Exercise: Give the records back in full, exactly as they read.

[Records excerpted from a collection]
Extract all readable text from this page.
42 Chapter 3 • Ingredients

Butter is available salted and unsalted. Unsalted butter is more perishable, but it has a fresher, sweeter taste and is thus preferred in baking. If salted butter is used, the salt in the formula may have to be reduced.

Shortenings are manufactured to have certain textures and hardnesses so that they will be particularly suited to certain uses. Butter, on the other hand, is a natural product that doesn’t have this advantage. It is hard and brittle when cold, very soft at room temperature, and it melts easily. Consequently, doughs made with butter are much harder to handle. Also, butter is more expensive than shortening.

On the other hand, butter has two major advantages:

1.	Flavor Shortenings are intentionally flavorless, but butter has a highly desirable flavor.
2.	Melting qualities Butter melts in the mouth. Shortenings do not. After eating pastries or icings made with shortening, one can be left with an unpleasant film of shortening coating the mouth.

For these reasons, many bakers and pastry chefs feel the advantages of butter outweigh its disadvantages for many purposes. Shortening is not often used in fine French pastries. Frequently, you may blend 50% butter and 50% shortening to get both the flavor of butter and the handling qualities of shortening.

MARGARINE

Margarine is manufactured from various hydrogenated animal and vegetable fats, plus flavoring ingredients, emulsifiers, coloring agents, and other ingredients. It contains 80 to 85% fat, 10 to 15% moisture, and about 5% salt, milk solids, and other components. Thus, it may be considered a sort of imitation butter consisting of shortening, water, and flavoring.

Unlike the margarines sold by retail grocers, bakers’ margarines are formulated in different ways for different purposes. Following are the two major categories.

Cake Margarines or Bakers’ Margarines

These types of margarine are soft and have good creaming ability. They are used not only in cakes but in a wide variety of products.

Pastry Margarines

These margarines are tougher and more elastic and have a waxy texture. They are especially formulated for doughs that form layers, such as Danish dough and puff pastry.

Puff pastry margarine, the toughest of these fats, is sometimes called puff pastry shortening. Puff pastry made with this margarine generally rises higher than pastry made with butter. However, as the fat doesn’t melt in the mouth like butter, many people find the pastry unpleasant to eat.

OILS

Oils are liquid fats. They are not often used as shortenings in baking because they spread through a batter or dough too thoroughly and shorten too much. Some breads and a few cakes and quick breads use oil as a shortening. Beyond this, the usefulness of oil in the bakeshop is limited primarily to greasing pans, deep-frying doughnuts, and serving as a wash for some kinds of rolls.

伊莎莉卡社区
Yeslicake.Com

Exercise result:
Extract all readable text from this page.
42 Chapter 3 • Ingredients

Butter is available salted and unsalted. Unsalted butter is more perishable, but it has a fresher, sweeter taste and is thus preferred in baking. If salted butter is used, the salt in the formula may have to be reduced.

Shortenings are manufactured to have certain textures and hardnesses so that they will be particularly suited to certain uses. Butter, on the other hand, is a natural product that doesn’t have this advantage. It is hard and brittle when cold, very soft at room temperature, and it melts easily. Consequently, doughs made with butter are much harder to handle. Also, butter is more expensive than shortening.

On the other hand, butter has two major advantages:

1.	Flavor Shortenings are intentionally flavorless, but butter has a highly desirable flavor.
2.	Melting qualities Butter melts in the mouth. Shortenings do not. After eating pastries or icings made with shortening, one can be left with an unpleasant film of shortening coating the mouth.

For these reasons, many bakers and pastry chefs feel the advantages of butter outweigh its disadvantages for many purposes. Shortening is not often used in fine French pastries. Frequently, you may blend 50% butter and 50% shortening to get both the flavor of butter and the handling qualities of shortening.

MARGARINE

Margarine is manufactured from various hydrogenated animal and vegetable fats, plus flavoring ingredients, emulsifiers, coloring agents, and other ingredients. It contains 80 to 85% fat, 10 to 15% moisture, and about 5% salt, milk solids, and other components. Thus, it may be considered a sort of imitation butter consisting of shortening, water, and flavoring.

Unlike the margarines sold by retail grocers, bakers’ margarines are formulated in different ways for different purposes. Following are the two major categories.

Cake Margarines or Bakers’ Margarines

These types of margarine are soft and have good creaming ability. They are used not only in cakes but in a wide variety of products.

Pastry Margarines

These margarines are tougher and more elastic and have a waxy texture. They are especially formulated for doughs that form layers, such as Danish dough and puff pastry.

Puff pastry margarine, the toughest of these fats, is sometimes called puff pastry shortening. Puff pastry made with this margarine generally rises higher than pastry made with butter. However, as the fat doesn’t melt in the mouth like butter, many people find the pastry unpleasant to eat.

OILS

Oils are liquid fats. They are not often used as shortenings in baking because they spread through a batter or dough too thoroughly and shorten too much. Some breads and a few cakes and quick breads use oil as a shortening. Beyond this, the usefulness of oil in the bakeshop is limited primarily to greasing pans, deep-frying doughnuts, and serving as a wash for some kinds of rolls.

伊莎莉卡社区
Yeslicake.Com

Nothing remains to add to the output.